_What the task asks:_
Reproduce everything from the start of the listing down to the line containing "431, 512, 485]", with "check-label" renamed to "option-label" and all else left as is.
===== Given entries =====
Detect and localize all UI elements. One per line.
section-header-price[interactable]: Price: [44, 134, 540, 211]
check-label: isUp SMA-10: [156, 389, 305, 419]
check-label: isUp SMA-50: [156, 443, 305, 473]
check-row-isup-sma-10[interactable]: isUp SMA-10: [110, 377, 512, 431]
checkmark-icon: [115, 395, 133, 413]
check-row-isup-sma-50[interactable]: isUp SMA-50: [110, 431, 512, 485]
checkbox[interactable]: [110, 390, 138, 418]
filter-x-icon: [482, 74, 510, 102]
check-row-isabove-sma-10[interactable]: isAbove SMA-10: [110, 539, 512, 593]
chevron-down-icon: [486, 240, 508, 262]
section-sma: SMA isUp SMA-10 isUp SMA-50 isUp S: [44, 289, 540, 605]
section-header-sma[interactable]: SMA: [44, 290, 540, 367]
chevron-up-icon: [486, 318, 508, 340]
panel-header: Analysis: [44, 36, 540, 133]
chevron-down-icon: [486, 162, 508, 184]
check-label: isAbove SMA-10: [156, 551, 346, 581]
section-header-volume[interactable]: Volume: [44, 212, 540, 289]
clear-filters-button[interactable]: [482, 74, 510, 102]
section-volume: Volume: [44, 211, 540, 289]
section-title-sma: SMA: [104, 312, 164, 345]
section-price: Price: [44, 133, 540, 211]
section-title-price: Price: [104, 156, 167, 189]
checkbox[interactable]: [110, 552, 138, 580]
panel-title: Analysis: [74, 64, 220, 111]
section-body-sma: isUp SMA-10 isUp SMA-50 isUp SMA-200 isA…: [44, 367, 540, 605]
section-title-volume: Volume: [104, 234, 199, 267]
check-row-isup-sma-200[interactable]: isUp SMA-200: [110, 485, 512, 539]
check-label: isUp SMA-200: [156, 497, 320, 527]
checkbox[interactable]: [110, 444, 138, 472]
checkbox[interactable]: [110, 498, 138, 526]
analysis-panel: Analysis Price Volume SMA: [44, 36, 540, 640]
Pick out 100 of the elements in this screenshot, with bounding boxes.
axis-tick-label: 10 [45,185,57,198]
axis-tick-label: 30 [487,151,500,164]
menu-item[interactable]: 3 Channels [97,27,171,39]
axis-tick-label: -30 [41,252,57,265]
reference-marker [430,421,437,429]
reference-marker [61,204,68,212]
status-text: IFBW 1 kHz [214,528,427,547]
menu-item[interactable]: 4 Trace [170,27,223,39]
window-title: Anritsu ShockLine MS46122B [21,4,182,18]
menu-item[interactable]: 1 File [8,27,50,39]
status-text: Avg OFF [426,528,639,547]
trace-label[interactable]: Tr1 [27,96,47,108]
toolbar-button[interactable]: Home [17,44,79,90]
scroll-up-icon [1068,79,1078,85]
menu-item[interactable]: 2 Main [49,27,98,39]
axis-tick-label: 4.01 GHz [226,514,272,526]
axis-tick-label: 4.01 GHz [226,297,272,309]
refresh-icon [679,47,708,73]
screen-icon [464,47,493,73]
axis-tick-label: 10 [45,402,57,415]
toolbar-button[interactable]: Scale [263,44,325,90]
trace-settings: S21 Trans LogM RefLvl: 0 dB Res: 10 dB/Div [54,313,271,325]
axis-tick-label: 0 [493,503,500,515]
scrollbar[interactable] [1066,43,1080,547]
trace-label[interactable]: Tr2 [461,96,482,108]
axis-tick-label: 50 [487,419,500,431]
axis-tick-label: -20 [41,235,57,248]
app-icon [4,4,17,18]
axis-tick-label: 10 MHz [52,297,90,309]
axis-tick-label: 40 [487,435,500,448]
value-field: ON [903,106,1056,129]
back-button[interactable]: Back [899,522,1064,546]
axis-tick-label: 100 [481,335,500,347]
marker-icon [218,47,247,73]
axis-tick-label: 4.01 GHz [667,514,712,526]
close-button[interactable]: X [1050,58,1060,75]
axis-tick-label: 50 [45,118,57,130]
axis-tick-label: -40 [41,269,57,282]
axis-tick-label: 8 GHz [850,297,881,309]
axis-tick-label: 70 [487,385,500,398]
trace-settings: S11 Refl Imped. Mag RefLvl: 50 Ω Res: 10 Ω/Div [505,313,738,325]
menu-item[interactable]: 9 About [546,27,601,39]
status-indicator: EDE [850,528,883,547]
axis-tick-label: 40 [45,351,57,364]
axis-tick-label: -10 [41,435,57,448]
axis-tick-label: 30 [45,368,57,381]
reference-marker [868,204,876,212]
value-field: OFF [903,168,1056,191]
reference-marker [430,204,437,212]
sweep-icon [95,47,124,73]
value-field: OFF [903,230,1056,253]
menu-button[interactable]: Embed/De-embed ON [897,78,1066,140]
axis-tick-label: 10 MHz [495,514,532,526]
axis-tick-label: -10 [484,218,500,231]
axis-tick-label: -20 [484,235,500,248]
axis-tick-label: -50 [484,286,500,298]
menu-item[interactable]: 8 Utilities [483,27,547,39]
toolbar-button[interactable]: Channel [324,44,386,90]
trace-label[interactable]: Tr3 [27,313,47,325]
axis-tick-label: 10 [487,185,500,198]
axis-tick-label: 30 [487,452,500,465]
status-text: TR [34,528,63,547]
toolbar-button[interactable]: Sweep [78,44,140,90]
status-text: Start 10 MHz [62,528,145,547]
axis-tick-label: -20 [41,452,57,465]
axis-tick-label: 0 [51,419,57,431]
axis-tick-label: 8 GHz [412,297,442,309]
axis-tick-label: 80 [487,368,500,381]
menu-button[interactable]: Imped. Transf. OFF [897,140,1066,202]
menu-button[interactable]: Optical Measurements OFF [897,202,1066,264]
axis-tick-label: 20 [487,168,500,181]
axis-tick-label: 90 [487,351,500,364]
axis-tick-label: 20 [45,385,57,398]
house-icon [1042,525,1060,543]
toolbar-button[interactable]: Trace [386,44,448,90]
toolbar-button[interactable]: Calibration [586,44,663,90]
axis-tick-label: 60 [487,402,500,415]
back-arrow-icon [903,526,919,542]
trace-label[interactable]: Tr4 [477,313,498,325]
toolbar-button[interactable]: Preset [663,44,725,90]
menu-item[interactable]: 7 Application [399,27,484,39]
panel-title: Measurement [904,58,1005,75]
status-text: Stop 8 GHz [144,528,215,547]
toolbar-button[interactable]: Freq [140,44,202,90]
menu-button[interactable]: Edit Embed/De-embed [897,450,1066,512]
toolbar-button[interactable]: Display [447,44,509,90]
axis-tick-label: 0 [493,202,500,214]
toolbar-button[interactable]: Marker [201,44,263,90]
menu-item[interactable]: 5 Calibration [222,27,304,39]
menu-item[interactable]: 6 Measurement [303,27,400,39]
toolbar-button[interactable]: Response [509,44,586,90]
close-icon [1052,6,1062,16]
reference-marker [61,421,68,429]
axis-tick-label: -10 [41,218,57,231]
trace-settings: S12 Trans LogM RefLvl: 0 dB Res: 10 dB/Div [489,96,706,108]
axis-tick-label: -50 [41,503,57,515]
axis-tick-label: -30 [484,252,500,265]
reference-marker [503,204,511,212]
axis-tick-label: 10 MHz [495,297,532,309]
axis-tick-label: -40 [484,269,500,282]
=====
_Final answer:_
Detect and localize all UI elements. One per line.
section-header-price[interactable]: Price: [44, 134, 540, 211]
option-label: isUp SMA-10: [156, 389, 305, 419]
option-label: isUp SMA-50: [156, 443, 305, 473]
check-row-isup-sma-10[interactable]: isUp SMA-10: [110, 377, 512, 431]
checkmark-icon: [115, 395, 133, 413]
check-row-isup-sma-50[interactable]: isUp SMA-50: [110, 431, 512, 485]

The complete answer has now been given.